> Direction:
Extract every line that contains the string "JSON".

— start —

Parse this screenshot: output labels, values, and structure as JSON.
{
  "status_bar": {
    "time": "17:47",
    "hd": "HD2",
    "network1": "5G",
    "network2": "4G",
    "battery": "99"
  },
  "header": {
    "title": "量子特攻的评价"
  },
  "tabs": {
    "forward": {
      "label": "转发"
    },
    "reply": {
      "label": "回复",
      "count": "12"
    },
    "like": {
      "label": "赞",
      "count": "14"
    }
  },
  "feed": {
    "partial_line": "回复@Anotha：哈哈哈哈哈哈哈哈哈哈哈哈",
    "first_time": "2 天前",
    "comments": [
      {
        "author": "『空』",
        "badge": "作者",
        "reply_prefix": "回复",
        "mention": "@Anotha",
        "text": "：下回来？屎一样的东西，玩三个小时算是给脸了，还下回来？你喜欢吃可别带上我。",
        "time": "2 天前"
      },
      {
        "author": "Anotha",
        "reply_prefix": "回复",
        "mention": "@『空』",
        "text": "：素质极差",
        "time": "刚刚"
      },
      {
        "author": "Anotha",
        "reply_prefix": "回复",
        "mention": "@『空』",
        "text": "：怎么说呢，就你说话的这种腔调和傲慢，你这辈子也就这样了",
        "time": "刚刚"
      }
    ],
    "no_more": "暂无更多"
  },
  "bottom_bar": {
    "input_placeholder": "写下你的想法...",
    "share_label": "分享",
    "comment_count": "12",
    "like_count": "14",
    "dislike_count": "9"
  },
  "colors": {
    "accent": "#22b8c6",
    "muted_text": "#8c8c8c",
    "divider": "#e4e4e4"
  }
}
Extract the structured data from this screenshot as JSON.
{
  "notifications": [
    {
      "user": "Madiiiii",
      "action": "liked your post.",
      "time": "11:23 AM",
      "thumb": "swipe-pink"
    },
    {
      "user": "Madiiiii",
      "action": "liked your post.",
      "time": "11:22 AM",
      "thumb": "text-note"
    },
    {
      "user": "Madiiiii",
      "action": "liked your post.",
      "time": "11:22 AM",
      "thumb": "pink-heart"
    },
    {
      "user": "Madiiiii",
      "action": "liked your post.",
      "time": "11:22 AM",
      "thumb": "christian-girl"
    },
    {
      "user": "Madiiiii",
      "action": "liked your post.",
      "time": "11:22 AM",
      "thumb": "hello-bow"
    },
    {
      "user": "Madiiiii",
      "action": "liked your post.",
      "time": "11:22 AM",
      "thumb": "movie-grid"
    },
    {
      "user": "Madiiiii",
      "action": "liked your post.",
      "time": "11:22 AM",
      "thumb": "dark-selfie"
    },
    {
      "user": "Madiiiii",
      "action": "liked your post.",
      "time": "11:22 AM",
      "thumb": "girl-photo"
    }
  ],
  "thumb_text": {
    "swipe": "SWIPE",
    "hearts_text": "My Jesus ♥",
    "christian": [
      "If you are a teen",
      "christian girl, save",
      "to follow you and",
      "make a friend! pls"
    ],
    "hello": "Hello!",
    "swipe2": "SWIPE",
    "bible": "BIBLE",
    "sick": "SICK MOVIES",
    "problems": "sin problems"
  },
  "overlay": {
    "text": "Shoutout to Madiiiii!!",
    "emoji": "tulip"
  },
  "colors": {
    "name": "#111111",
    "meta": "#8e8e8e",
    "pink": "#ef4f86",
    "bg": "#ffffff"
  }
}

— end —

> Final result:
Parse this screenshot: output labels, values, and structure as JSON.
Extract the structured data from this screenshot as JSON.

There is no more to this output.